### Problem
Look through the records below and collect all lines that hold the string "name".

### Recorded information
▶

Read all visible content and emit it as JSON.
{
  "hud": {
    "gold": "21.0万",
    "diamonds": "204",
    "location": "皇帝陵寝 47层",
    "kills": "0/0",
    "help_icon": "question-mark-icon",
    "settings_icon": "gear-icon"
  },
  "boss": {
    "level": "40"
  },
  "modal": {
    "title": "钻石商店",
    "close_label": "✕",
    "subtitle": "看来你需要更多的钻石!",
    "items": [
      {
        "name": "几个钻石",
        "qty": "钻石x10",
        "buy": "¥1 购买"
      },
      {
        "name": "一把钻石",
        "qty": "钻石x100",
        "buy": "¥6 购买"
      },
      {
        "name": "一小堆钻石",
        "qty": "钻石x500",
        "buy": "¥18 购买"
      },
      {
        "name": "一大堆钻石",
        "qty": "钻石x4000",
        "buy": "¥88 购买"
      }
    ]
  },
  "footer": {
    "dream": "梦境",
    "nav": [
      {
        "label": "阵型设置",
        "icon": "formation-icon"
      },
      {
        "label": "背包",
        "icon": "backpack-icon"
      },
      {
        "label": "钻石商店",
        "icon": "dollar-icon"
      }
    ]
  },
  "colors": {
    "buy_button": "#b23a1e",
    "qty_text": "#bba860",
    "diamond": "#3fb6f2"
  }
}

◀

### Completed exercise
        "name": "几个钻石",
        "name": "一把钻石",
        "name": "一小堆钻石",
        "name": "一大堆钻石",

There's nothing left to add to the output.